_Instructions to follow_: Make an exact copy of the records, dropping all pictures.
____
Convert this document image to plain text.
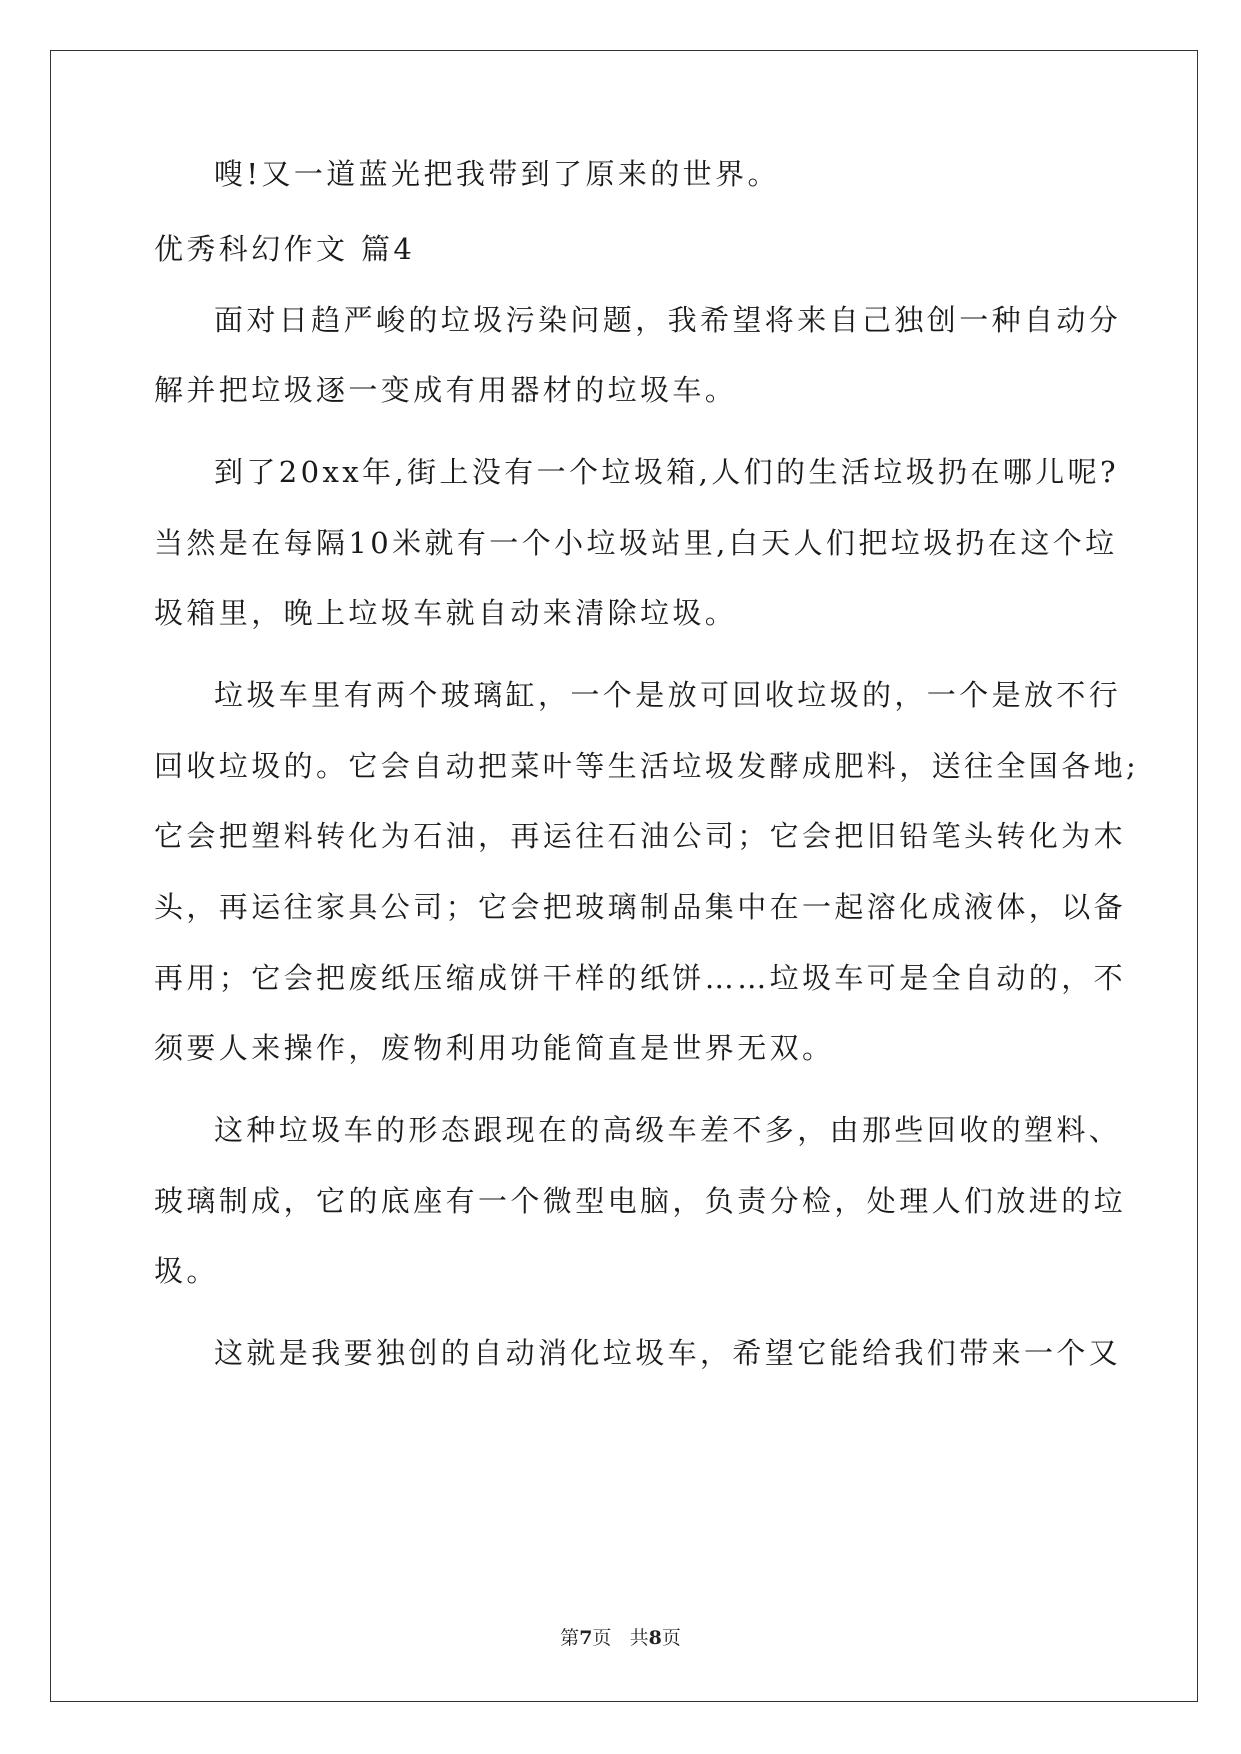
嗖!又一道蓝光把我带到了原来的世界。
优秀科幻作文 篇4
面对日趋严峻的垃圾污染问题，我希望将来自己独创一种自动分
解并把垃圾逐一变成有用器材的垃圾车。
到了20xx年,街上没有一个垃圾箱,人们的生活垃圾扔在哪儿呢?
当然是在每隔10米就有一个小垃圾站里,白天人们把垃圾扔在这个垃
圾箱里，晚上垃圾车就自动来清除垃圾。
垃圾车里有两个玻璃缸，一个是放可回收垃圾的，一个是放不行
回收垃圾的。它会自动把菜叶等生活垃圾发酵成肥料，送往全国各地;
它会把塑料转化为石油，再运往石油公司；它会把旧铅笔头转化为木
头，再运往家具公司；它会把玻璃制品集中在一起溶化成液体，以备
再用；它会把废纸压缩成饼干样的纸饼……垃圾车可是全自动的，不
须要人来操作，废物利用功能简直是世界无双。
这种垃圾车的形态跟现在的高级车差不多，由那些回收的塑料、
玻璃制成，它的底座有一个微型电脑，负责分检，处理人们放进的垃
圾。
这就是我要独创的自动消化垃圾车，希望它能给我们带来一个又
第7页 共8页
____
_Correct answer_:
Convert this document image to plain text.
嗖!又一道蓝光把我带到了原来的世界。
优秀科幻作文 篇4
面对日趋严峻的垃圾污染问题，我希望将来自己独创一种自动分
解并把垃圾逐一变成有用器材的垃圾车。
到了20xx年,街上没有一个垃圾箱,人们的生活垃圾扔在哪儿呢?
当然是在每隔10米就有一个小垃圾站里,白天人们把垃圾扔在这个垃
圾箱里，晚上垃圾车就自动来清除垃圾。
垃圾车里有两个玻璃缸，一个是放可回收垃圾的，一个是放不行
回收垃圾的。它会自动把菜叶等生活垃圾发酵成肥料，送往全国各地;
它会把塑料转化为石油，再运往石油公司；它会把旧铅笔头转化为木
头，再运往家具公司；它会把玻璃制品集中在一起溶化成液体，以备
再用；它会把废纸压缩成饼干样的纸饼……垃圾车可是全自动的，不
须要人来操作，废物利用功能简直是世界无双。
这种垃圾车的形态跟现在的高级车差不多，由那些回收的塑料、
玻璃制成，它的底座有一个微型电脑，负责分检，处理人们放进的垃
圾。
这就是我要独创的自动消化垃圾车，希望它能给我们带来一个又
第7页 共8页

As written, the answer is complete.